====== TEXT SHOWN ======

Hot off the presses! New Image has just been featured in a detailed Vancouver Sun article and interview with Charie Van Dyke, which details the history of the school and our film productions at New Image Entertainment thus far. The article, by Sun writer Malcolm Parry, is as follows:
New Image goes from small to bigger budget horror films
'Everybody dies in all our pictures, except one or two,' says fine arts college president of her students' work
FROM BEER TO ETERNITY: New Image College of Fine Arts president Charie Van Dyke's own on-camera roles were as a "blond, big-boobed boozer" seemingly quaffing Labatt, Beck's and other beers in TV commercials. Today, it is her and business and personal partner John Craig's students who appear to get bombed – as well as shot, stabbed, strangled and dismembered – in feature-length movies. The two produce those, with student casts and non-union professional crews, on budgets that have risen from $300 to $150,000, with higher ones to come.
The movies grew out of the short flicks launched in 2004 as part of the academy's acting curriculum. The first feature-length production, Together We Were Heavy, "sucked, to be honest," Van Dyke said. "So we went to horror films." Then, after a pause: "I call them thrillers – easier for [students'] parents to understand."
New Image's $30,000-budget Bleeding Lady began a genre that hit $60,000 with Famine, "in which most get killed," and $100,000 with Bad Building, "in which everybody but the building gets killed," Van Dyke said. The latter was shot at the former Riverview Hospital and the Aquilini Group's Hastings-at-Richards heritage tower where New Image occupies the 9,000-square-foot penthouse. The title does not reflect an April 2011 plumbing mishap that closed New Image for a week, nor to a subsequent fire in a school dryer that disabled elevators for three months.
Van Dyke was almost wiped out by a 1988 blaze that destroyed the premises, stock and $46,000-worth of promissory notes in a $300,000-a-year enterprise she'd taken over from founder-parents Bill and Charlotte Dyck that day. Bad Building warms her differently, though. She said its Vancouver-based international distributor, Industry-Works Entertainment Inc. founder-president Evan Taylor, called from the May 16-27 Cannes Film Festival "saying people are loving it."
That should result in some $50,000 worth of post-production polishing. Taylor also wants two sequels, she said.
The news from Cannes came during the location shooting of New Image and director Amir Aghelnejad's $150,000 A Safe Place, based on a heroin-injection site gone badly wrong. As for the mortality tradition, "Everybody dies in all our pictures, except one or two," Van Dyke said.
In the real world, partner Craig faced death in late March when an H1N1 infection and double pneumonia sped him to VGH's intense care unit. He rallied in time for Van Dyke to pitch nine education agencies and Shu-Te University during a sales blitz to Taipei, with a trip to Korea pending. That global student search reflects a doubling of New Image's acting program to two years while annual intakes of 16-student film-makeup courses rose from two to six.
The hard part? "Finding scripts and co-producers to help us take it to another level," Van Dyke said.

====== DATA RECORDS ======

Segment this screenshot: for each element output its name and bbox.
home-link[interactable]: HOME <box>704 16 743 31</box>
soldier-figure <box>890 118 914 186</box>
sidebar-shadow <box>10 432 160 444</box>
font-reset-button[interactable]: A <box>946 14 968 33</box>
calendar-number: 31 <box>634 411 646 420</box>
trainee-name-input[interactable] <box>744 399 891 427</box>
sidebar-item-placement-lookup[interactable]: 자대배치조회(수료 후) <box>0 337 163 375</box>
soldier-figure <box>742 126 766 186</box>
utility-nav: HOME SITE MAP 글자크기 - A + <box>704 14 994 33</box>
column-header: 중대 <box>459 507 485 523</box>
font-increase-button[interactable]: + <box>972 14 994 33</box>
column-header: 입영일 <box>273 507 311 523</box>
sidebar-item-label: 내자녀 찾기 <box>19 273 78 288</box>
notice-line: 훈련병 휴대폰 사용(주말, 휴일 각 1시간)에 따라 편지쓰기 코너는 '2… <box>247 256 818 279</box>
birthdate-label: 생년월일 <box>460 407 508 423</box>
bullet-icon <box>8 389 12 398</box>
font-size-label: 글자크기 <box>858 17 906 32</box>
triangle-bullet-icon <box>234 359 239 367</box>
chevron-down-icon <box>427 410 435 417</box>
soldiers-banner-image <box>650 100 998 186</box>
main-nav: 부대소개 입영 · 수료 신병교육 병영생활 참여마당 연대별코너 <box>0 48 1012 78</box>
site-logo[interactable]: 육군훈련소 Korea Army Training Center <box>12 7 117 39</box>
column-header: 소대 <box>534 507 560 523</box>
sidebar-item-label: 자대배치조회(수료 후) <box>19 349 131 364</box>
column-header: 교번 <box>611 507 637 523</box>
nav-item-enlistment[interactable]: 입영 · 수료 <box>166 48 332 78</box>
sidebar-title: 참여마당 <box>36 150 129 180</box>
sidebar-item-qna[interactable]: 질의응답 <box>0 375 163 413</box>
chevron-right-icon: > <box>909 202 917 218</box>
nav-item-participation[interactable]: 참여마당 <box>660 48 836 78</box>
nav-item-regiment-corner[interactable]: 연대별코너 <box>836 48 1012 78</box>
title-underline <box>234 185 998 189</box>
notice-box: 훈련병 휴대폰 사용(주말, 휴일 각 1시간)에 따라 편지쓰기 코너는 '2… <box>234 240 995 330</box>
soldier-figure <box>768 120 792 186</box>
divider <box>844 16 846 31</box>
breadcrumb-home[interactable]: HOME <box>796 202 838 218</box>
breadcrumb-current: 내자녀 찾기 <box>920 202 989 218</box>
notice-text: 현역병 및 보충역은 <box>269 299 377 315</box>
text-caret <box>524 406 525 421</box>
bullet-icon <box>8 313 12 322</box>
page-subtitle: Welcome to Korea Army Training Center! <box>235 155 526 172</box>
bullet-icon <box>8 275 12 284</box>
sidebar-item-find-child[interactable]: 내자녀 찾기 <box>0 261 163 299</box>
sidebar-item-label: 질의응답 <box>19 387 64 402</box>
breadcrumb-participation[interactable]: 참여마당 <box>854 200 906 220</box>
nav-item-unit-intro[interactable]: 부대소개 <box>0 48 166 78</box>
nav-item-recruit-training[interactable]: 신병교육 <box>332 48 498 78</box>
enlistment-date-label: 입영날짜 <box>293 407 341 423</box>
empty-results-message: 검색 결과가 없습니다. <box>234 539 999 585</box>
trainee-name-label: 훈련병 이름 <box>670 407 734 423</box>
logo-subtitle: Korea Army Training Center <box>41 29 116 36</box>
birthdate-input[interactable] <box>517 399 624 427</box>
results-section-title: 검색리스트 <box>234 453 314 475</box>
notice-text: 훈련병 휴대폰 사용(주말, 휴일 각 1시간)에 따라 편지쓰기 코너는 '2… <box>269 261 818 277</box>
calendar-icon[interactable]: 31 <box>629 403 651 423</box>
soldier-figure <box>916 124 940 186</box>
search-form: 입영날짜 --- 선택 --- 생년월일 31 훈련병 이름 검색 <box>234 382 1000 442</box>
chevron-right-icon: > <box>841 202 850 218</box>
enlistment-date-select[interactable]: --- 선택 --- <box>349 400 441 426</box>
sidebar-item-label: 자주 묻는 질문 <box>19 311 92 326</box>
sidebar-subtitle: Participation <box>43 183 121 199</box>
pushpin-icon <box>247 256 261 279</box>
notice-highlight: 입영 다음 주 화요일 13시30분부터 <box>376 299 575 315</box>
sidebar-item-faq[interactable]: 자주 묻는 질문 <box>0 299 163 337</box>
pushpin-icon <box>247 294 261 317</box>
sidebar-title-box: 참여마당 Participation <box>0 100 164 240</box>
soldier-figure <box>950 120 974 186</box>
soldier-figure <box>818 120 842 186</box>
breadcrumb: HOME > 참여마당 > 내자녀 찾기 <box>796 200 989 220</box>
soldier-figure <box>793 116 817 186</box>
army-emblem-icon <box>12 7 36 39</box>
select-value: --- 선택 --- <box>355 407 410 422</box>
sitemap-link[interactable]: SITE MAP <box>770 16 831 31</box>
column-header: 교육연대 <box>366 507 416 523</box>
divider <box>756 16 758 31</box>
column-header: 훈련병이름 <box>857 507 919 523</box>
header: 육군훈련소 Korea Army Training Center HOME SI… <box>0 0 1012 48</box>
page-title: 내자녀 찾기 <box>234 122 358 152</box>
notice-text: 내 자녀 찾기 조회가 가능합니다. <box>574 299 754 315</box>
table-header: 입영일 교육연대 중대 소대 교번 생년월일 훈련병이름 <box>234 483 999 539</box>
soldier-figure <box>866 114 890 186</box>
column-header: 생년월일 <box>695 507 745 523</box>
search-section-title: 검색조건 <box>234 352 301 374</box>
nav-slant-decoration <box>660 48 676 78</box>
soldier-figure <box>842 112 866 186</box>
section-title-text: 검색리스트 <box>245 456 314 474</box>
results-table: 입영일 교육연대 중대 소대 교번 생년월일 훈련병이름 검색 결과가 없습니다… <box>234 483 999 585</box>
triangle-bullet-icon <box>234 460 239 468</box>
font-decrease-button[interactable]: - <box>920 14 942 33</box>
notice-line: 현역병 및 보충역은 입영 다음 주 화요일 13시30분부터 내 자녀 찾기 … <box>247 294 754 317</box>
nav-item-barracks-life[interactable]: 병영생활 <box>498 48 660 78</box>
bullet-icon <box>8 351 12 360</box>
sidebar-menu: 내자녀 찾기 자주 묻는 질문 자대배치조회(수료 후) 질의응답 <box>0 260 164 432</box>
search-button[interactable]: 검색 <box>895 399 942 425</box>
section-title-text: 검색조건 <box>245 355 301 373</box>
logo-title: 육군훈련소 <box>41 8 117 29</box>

======

### WHAT THE TASK REQUIRES
Retype the New Image article word for word, starting with "In the real" and going on through "two to six.".

### RESULT FOR THIS TASK
In the real world, partner Craig faced death in late March when an H1N1 infection and double pneumonia sped him to VGH's intense care unit. He rallied in time for Van Dyke to pitch nine education agencies and Shu-Te University during a sales blitz to Taipei, with a trip to Korea pending. That global student search reflects a doubling of New Image's acting program to two years while annual intakes of 16-student film-makeup courses rose from two to six.